Task to complete: Can you write out the whole listing exactly?
>> Start Excerpted records
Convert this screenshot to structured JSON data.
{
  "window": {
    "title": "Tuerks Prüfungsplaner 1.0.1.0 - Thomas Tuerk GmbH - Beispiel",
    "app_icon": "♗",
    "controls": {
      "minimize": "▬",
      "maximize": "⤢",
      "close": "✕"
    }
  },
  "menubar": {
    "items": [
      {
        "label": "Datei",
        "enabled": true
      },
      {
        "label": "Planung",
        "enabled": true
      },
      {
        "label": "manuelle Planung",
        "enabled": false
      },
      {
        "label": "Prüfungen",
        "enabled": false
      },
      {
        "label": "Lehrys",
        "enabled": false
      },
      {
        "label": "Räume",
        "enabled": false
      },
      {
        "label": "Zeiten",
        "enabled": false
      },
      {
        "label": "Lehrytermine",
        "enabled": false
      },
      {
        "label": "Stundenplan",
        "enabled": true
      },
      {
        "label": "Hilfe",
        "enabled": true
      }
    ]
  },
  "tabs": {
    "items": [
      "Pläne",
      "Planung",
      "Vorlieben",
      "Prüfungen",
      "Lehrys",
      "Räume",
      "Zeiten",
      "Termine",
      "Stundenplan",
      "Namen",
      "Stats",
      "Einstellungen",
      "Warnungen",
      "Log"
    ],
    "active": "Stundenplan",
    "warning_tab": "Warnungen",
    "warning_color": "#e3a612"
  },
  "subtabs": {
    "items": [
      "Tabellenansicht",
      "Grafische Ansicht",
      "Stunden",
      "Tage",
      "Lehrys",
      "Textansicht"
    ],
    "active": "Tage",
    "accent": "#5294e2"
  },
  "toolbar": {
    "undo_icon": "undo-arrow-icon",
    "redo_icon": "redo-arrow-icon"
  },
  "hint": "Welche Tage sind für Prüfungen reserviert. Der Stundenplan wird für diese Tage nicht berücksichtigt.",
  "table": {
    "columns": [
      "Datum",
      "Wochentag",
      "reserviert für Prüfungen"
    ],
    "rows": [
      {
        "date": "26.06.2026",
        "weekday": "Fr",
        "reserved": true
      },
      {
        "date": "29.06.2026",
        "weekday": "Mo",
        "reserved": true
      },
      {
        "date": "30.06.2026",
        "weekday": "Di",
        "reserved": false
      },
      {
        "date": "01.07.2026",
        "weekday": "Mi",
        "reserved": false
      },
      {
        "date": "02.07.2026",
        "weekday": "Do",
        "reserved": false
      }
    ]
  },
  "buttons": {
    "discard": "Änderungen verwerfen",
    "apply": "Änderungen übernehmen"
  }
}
>> End Excerpted records
Solved exercise:
Convert this screenshot to structured JSON data.
{
  "window": {
    "title": "Tuerks Prüfungsplaner 1.0.1.0 - Thomas Tuerk GmbH - Beispiel",
    "app_icon": "♗",
    "controls": {
      "minimize": "▬",
      "maximize": "⤢",
      "close": "✕"
    }
  },
  "menubar": {
    "items": [
      {
        "label": "Datei",
        "enabled": true
      },
      {
        "label": "Planung",
        "enabled": true
      },
      {
        "label": "manuelle Planung",
        "enabled": false
      },
      {
        "label": "Prüfungen",
        "enabled": false
      },
      {
        "label": "Lehrys",
        "enabled": false
      },
      {
        "label": "Räume",
        "enabled": false
      },
      {
        "label": "Zeiten",
        "enabled": false
      },
      {
        "label": "Lehrytermine",
        "enabled": false
      },
      {
        "label": "Stundenplan",
        "enabled": true
      },
      {
        "label": "Hilfe",
        "enabled": true
      }
    ]
  },
  "tabs": {
    "items": [
      "Pläne",
      "Planung",
      "Vorlieben",
      "Prüfungen",
      "Lehrys",
      "Räume",
      "Zeiten",
      "Termine",
      "Stundenplan",
      "Namen",
      "Stats",
      "Einstellungen",
      "Warnungen",
      "Log"
    ],
    "active": "Stundenplan",
    "warning_tab": "Warnungen",
    "warning_color": "#e3a612"
  },
  "subtabs": {
    "items": [
      "Tabellenansicht",
      "Grafische Ansicht",
      "Stunden",
      "Tage",
      "Lehrys",
      "Textansicht"
    ],
    "active": "Tage",
    "accent": "#5294e2"
  },
  "toolbar": {
    "undo_icon": "undo-arrow-icon",
    "redo_icon": "redo-arrow-icon"
  },
  "hint": "Welche Tage sind für Prüfungen reserviert. Der Stundenplan wird für diese Tage nicht berücksichtigt.",
  "table": {
    "columns": [
      "Datum",
      "Wochentag",
      "reserviert für Prüfungen"
    ],
    "rows": [
      {
        "date": "26.06.2026",
        "weekday": "Fr",
        "reserved": true
      },
      {
        "date": "29.06.2026",
        "weekday": "Mo",
        "reserved": true
      },
      {
        "date": "30.06.2026",
        "weekday": "Di",
        "reserved": false
      },
      {
        "date": "01.07.2026",
        "weekday": "Mi",
        "reserved": false
      },
      {
        "date": "02.07.2026",
        "weekday": "Do",
        "reserved": false
      }
    ]
  },
  "buttons": {
    "discard": "Änderungen verwerfen",
    "apply": "Änderungen übernehmen"
  }
}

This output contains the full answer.